- _Exercise description_
Copy every line of the data exactly, leaving nothing out.

START

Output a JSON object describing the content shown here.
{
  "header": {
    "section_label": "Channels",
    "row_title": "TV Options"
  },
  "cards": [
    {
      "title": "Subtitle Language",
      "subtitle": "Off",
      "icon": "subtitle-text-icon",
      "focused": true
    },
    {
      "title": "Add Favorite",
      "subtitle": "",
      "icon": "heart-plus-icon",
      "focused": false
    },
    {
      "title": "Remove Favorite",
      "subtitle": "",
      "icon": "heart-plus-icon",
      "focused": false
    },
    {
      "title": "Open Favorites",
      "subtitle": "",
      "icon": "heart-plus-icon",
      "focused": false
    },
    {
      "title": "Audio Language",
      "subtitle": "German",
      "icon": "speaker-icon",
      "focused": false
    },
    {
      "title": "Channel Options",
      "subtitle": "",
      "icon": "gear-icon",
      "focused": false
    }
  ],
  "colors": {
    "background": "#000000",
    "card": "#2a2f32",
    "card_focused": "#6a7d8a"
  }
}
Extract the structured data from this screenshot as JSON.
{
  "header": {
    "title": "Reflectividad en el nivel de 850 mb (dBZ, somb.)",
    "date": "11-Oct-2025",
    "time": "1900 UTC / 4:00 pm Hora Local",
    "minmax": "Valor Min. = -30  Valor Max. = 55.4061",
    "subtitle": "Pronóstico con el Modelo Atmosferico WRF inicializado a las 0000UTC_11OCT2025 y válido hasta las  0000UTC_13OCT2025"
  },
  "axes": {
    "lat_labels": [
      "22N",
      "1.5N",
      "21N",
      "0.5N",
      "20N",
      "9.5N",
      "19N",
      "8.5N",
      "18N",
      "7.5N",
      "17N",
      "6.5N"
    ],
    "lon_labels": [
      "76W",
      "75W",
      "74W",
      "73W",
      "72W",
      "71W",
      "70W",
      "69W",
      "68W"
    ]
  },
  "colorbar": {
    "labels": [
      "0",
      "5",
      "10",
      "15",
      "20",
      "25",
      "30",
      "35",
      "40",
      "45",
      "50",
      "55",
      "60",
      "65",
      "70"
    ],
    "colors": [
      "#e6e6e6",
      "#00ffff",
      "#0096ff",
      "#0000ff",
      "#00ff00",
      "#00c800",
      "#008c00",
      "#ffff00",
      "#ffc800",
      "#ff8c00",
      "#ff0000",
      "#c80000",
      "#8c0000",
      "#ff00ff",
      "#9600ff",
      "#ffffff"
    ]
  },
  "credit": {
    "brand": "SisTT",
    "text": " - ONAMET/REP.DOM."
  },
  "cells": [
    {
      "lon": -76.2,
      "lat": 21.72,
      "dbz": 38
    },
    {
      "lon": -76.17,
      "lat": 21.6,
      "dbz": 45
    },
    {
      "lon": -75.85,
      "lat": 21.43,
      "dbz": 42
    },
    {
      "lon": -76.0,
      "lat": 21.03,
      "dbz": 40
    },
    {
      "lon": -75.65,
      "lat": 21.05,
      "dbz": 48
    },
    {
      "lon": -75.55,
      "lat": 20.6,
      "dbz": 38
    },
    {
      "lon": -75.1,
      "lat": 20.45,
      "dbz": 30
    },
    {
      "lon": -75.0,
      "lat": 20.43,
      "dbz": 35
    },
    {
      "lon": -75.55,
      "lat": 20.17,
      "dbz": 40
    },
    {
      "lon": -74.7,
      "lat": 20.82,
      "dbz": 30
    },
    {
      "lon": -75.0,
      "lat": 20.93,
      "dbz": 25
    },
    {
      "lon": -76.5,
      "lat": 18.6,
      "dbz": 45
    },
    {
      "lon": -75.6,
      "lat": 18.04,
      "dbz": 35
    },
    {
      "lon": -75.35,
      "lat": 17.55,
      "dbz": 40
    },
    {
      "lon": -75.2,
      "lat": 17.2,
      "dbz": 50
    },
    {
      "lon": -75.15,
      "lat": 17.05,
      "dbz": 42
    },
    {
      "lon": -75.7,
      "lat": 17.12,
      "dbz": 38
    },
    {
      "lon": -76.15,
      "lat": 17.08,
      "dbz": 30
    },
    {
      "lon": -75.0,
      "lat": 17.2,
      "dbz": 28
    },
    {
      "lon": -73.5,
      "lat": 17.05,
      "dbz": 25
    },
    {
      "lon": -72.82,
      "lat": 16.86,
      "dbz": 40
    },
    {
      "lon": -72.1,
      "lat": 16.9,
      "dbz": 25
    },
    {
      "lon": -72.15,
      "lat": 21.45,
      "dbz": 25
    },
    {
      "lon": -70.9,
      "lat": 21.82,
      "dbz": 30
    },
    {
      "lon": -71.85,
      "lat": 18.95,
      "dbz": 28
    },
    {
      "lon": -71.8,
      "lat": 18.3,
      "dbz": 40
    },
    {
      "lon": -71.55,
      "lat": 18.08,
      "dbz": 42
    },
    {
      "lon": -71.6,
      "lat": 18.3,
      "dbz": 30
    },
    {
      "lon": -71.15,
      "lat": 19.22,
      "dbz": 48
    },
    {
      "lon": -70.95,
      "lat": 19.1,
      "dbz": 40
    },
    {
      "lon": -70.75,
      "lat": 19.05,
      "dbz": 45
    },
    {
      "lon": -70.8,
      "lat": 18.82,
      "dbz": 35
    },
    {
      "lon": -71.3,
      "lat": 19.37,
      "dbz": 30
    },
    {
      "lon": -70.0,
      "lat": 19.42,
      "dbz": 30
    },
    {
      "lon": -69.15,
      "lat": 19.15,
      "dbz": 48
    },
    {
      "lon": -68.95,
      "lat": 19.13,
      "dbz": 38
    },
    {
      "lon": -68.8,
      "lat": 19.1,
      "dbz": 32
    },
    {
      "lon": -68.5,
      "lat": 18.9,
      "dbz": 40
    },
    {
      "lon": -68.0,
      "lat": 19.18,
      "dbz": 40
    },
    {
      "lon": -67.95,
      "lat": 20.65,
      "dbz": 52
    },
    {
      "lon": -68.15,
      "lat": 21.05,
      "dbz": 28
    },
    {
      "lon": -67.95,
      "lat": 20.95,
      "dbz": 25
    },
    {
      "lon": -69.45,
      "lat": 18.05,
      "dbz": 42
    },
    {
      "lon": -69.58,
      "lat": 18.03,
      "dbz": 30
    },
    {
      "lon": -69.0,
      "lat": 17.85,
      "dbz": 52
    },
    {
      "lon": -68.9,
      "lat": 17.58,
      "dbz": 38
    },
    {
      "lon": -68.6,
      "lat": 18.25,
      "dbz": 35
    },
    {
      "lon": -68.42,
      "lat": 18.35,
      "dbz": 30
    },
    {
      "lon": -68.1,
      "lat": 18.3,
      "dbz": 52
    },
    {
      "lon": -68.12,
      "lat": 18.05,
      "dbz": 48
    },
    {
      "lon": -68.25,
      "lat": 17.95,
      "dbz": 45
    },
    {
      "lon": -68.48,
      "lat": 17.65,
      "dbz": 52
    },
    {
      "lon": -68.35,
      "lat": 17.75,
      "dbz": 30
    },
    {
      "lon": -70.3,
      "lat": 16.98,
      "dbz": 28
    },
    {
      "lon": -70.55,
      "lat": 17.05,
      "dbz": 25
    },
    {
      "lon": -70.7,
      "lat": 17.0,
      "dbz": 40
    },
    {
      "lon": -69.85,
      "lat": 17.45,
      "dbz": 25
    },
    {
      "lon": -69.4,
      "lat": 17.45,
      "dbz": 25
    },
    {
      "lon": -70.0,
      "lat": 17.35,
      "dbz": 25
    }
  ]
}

END

- _Answer to the problem_
Output a JSON object describing the content shown here.
{
  "header": {
    "section_label": "Channels",
    "row_title": "TV Options"
  },
  "cards": [
    {
      "title": "Subtitle Language",
      "subtitle": "Off",
      "icon": "subtitle-text-icon",
      "focused": true
    },
    {
      "title": "Add Favorite",
      "subtitle": "",
      "icon": "heart-plus-icon",
      "focused": false
    },
    {
      "title": "Remove Favorite",
      "subtitle": "",
      "icon": "heart-plus-icon",
      "focused": false
    },
    {
      "title": "Open Favorites",
      "subtitle": "",
      "icon": "heart-plus-icon",
      "focused": false
    },
    {
      "title": "Audio Language",
      "subtitle": "German",
      "icon": "speaker-icon",
      "focused": false
    },
    {
      "title": "Channel Options",
      "subtitle": "",
      "icon": "gear-icon",
      "focused": false
    }
  ],
  "colors": {
    "background": "#000000",
    "card": "#2a2f32",
    "card_focused": "#6a7d8a"
  }
}
Extract the structured data from this screenshot as JSON.
{
  "header": {
    "title": "Reflectividad en el nivel de 850 mb (dBZ, somb.)",
    "date": "11-Oct-2025",
    "time": "1900 UTC / 4:00 pm Hora Local",
    "minmax": "Valor Min. = -30  Valor Max. = 55.4061",
    "subtitle": "Pronóstico con el Modelo Atmosferico WRF inicializado a las 0000UTC_11OCT2025 y válido hasta las  0000UTC_13OCT2025"
  },
  "axes": {
    "lat_labels": [
      "22N",
      "1.5N",
      "21N",
      "0.5N",
      "20N",
      "9.5N",
      "19N",
      "8.5N",
      "18N",
      "7.5N",
      "17N",
      "6.5N"
    ],
    "lon_labels": [
      "76W",
      "75W",
      "74W",
      "73W",
      "72W",
      "71W",
      "70W",
      "69W",
      "68W"
    ]
  },
  "colorbar": {
    "labels": [
      "0",
      "5",
      "10",
      "15",
      "20",
      "25",
      "30",
      "35",
      "40",
      "45",
      "50",
      "55",
      "60",
      "65",
      "70"
    ],
    "colors": [
      "#e6e6e6",
      "#00ffff",
      "#0096ff",
      "#0000ff",
      "#00ff00",
      "#00c800",
      "#008c00",
      "#ffff00",
      "#ffc800",
      "#ff8c00",
      "#ff0000",
      "#c80000",
      "#8c0000",
      "#ff00ff",
      "#9600ff",
      "#ffffff"
    ]
  },
  "credit": {
    "brand": "SisTT",
    "text": " - ONAMET/REP.DOM."
  },
  "cells": [
    {
      "lon": -76.2,
      "lat": 21.72,
      "dbz": 38
    },
    {
      "lon": -76.17,
      "lat": 21.6,
      "dbz": 45
    },
    {
      "lon": -75.85,
      "lat": 21.43,
      "dbz": 42
    },
    {
      "lon": -76.0,
      "lat": 21.03,
      "dbz": 40
    },
    {
      "lon": -75.65,
      "lat": 21.05,
      "dbz": 48
    },
    {
      "lon": -75.55,
      "lat": 20.6,
      "dbz": 38
    },
    {
      "lon": -75.1,
      "lat": 20.45,
      "dbz": 30
    },
    {
      "lon": -75.0,
      "lat": 20.43,
      "dbz": 35
    },
    {
      "lon": -75.55,
      "lat": 20.17,
      "dbz": 40
    },
    {
      "lon": -74.7,
      "lat": 20.82,
      "dbz": 30
    },
    {
      "lon": -75.0,
      "lat": 20.93,
      "dbz": 25
    },
    {
      "lon": -76.5,
      "lat": 18.6,
      "dbz": 45
    },
    {
      "lon": -75.6,
      "lat": 18.04,
      "dbz": 35
    },
    {
      "lon": -75.35,
      "lat": 17.55,
      "dbz": 40
    },
    {
      "lon": -75.2,
      "lat": 17.2,
      "dbz": 50
    },
    {
      "lon": -75.15,
      "lat": 17.05,
      "dbz": 42
    },
    {
      "lon": -75.7,
      "lat": 17.12,
      "dbz": 38
    },
    {
      "lon": -76.15,
      "lat": 17.08,
      "dbz": 30
    },
    {
      "lon": -75.0,
      "lat": 17.2,
      "dbz": 28
    },
    {
      "lon": -73.5,
      "lat": 17.05,
      "dbz": 25
    },
    {
      "lon": -72.82,
      "lat": 16.86,
      "dbz": 40
    },
    {
      "lon": -72.1,
      "lat": 16.9,
      "dbz": 25
    },
    {
      "lon": -72.15,
      "lat": 21.45,
      "dbz": 25
    },
    {
      "lon": -70.9,
      "lat": 21.82,
      "dbz": 30
    },
    {
      "lon": -71.85,
      "lat": 18.95,
      "dbz": 28
    },
    {
      "lon": -71.8,
      "lat": 18.3,
      "dbz": 40
    },
    {
      "lon": -71.55,
      "lat": 18.08,
      "dbz": 42
    },
    {
      "lon": -71.6,
      "lat": 18.3,
      "dbz": 30
    },
    {
      "lon": -71.15,
      "lat": 19.22,
      "dbz": 48
    },
    {
      "lon": -70.95,
      "lat": 19.1,
      "dbz": 40
    },
    {
      "lon": -70.75,
      "lat": 19.05,
      "dbz": 45
    },
    {
      "lon": -70.8,
      "lat": 18.82,
      "dbz": 35
    },
    {
      "lon": -71.3,
      "lat": 19.37,
      "dbz": 30
    },
    {
      "lon": -70.0,
      "lat": 19.42,
      "dbz": 30
    },
    {
      "lon": -69.15,
      "lat": 19.15,
      "dbz": 48
    },
    {
      "lon": -68.95,
      "lat": 19.13,
      "dbz": 38
    },
    {
      "lon": -68.8,
      "lat": 19.1,
      "dbz": 32
    },
    {
      "lon": -68.5,
      "lat": 18.9,
      "dbz": 40
    },
    {
      "lon": -68.0,
      "lat": 19.18,
      "dbz": 40
    },
    {
      "lon": -67.95,
      "lat": 20.65,
      "dbz": 52
    },
    {
      "lon": -68.15,
      "lat": 21.05,
      "dbz": 28
    },
    {
      "lon": -67.95,
      "lat": 20.95,
      "dbz": 25
    },
    {
      "lon": -69.45,
      "lat": 18.05,
      "dbz": 42
    },
    {
      "lon": -69.58,
      "lat": 18.03,
      "dbz": 30
    },
    {
      "lon": -69.0,
      "lat": 17.85,
      "dbz": 52
    },
    {
      "lon": -68.9,
      "lat": 17.58,
      "dbz": 38
    },
    {
      "lon": -68.6,
      "lat": 18.25,
      "dbz": 35
    },
    {
      "lon": -68.42,
      "lat": 18.35,
      "dbz": 30
    },
    {
      "lon": -68.1,
      "lat": 18.3,
      "dbz": 52
    },
    {
      "lon": -68.12,
      "lat": 18.05,
      "dbz": 48
    },
    {
      "lon": -68.25,
      "lat": 17.95,
      "dbz": 45
    },
    {
      "lon": -68.48,
      "lat": 17.65,
      "dbz": 52
    },
    {
      "lon": -68.35,
      "lat": 17.75,
      "dbz": 30
    },
    {
      "lon": -70.3,
      "lat": 16.98,
      "dbz": 28
    },
    {
      "lon": -70.55,
      "lat": 17.05,
      "dbz": 25
    },
    {
      "lon": -70.7,
      "lat": 17.0,
      "dbz": 40
    },
    {
      "lon": -69.85,
      "lat": 17.45,
      "dbz": 25
    },
    {
      "lon": -69.4,
      "lat": 17.45,
      "dbz": 25
    },
    {
      "lon": -70.0,
      "lat": 17.35,
      "dbz": 25
    }
  ]
}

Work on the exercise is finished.